Strong growth in electric volumes is being triggered by government incentives to support both EV manufacturing and charging infrastructure, falling battery prices and increasing consumer awareness. This has also led to a surge in the number of new models, giving consumers a wider choice.

India’s nascent market with a huge growth potential could be highly beneficial for a struggling Tesla if it makes its Rs 20 lakh car here.

While there are concerns over the Chinese companies rushing to India after the new EV policy which can overwhelm Tesla in India with their cheaper EVs, it seems highly unlikely given the Indian government’s discouragement of Chinese investments. Last year in July, Reuters reported, China’s BYD told its India joint-venture partner it would shelve plans for a new $1-billion investment to build electric cars after its investment proposal faced scrutiny from the government.

*PROMPT 1*. In the passage on Tesla and India's EV market, what did China's BYD tell its India joint-venture partner last year in July?
*PROMPT 2*. Rewrite the stretch of the passage on Tesla and India's EV market that starts with "Strong growth in" and ends with "lakh car here.", swapping "Tesla" for "Tesla Inc.".
*PROMPT 3*. Continue the passage on Tesla and India's EV market from its final sentence.
The records that come next are separate material and not part of the passage on Tesla and India's EV market.

Box annotation data:
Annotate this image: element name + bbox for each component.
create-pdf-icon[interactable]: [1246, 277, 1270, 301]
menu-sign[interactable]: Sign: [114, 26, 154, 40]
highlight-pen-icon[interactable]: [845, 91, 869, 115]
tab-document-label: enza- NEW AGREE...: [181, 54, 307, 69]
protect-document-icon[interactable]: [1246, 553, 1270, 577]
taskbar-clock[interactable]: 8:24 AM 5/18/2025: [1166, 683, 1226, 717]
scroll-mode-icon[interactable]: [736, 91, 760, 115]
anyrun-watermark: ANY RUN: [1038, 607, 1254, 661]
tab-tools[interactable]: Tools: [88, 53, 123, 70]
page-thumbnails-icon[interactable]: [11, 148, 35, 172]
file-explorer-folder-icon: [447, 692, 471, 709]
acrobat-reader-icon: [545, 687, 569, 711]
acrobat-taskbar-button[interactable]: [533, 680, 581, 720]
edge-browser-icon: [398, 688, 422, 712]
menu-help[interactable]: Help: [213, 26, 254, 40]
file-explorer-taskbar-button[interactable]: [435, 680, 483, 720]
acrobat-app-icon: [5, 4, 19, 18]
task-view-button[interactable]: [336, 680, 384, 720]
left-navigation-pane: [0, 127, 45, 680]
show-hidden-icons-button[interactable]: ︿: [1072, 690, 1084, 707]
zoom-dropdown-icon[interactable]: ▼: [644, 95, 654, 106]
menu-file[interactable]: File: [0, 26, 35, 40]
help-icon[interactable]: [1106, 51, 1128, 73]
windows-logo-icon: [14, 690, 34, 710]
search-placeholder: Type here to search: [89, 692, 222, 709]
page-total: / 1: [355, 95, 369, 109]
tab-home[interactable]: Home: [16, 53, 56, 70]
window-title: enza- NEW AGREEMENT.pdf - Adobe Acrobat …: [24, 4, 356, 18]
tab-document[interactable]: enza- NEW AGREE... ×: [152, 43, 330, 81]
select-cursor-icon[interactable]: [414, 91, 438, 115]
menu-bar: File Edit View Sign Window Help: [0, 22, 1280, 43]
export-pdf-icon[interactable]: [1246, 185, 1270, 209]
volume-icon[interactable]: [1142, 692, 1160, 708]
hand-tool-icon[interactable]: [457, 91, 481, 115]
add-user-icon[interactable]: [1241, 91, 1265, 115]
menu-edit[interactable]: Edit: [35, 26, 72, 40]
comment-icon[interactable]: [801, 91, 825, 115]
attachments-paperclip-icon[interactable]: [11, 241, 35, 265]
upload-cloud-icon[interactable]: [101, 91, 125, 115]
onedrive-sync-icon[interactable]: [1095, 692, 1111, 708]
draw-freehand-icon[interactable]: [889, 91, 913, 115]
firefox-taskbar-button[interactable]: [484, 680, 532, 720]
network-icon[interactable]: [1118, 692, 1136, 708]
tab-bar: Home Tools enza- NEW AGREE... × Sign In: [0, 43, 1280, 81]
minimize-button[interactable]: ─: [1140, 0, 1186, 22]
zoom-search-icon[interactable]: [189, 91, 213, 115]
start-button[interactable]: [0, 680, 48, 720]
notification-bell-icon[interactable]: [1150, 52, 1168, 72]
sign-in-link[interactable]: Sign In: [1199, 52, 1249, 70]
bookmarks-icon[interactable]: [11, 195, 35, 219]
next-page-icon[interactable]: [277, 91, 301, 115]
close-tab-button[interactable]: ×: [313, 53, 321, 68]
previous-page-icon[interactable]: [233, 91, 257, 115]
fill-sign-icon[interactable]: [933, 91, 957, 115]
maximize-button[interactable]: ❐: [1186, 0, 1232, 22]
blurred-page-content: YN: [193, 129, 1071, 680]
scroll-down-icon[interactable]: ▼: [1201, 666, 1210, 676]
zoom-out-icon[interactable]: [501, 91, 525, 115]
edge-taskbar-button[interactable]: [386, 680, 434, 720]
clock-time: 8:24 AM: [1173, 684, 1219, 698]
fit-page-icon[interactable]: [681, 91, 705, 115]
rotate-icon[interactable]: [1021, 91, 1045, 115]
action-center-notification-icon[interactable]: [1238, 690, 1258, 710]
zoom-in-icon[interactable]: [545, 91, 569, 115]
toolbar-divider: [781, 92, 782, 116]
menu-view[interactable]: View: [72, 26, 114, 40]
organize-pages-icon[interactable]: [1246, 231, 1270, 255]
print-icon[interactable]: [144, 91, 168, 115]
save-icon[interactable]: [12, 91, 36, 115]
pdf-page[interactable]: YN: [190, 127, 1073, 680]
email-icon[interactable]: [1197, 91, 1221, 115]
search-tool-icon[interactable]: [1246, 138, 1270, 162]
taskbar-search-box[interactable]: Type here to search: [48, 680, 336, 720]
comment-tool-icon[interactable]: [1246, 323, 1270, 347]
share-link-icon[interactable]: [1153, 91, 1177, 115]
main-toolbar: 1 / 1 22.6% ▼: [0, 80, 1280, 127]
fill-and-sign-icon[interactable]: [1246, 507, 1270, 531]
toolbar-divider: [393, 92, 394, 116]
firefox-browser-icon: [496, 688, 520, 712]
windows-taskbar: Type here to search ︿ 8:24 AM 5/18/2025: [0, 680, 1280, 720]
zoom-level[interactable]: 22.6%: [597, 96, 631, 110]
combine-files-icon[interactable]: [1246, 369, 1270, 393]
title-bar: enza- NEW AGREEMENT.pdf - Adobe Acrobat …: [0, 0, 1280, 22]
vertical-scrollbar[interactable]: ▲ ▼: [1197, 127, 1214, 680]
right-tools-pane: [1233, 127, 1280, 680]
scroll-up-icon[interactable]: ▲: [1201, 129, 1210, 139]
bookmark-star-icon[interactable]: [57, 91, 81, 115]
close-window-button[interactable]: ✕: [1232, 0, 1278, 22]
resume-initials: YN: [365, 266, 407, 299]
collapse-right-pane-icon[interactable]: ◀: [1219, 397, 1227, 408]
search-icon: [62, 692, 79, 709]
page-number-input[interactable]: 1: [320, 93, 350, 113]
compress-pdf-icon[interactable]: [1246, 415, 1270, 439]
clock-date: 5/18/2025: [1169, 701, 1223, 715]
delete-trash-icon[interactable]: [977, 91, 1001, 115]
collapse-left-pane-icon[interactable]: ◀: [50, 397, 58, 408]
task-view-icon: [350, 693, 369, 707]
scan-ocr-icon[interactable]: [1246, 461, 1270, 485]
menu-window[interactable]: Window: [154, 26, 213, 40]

*EXERCISE RESULT 1*. It would shelve plans for a new $1-billion investment to build electric cars.

*EXERCISE RESULT 2*.
Strong growth in electric volumes is being triggered by government incentives to support both EV manufacturing and charging infrastructure, falling battery prices and increasing consumer awareness. This has also led to a surge in the number of new models, giving consumers a wider choice.

India’s nascent market with a huge growth potential could be highly beneficial for a struggling Tesla Inc. if it makes its Rs 20 lakh car here.

*EXERCISE RESULT 3*.
As for the luxury segment, India units of luxury car manufacturers such as Mercedes-Benz, BMW and Audi may steer clear of the government’s new EV policy, ET has reported. Given that luxury car manufacturers have already invested in India through plants and operations, they don’t see much benefit in another large investment for a segment that’s currently less than 2% of the broader car market. Besides, assembling kits in India already allows for a lower duty structure.

India offers Tesla a market with huge potential for its affordable as well as other models while shielding it from its big rivals as well as incapacitating competition from Chinese car makers which are flooding the world with low-priced EVs.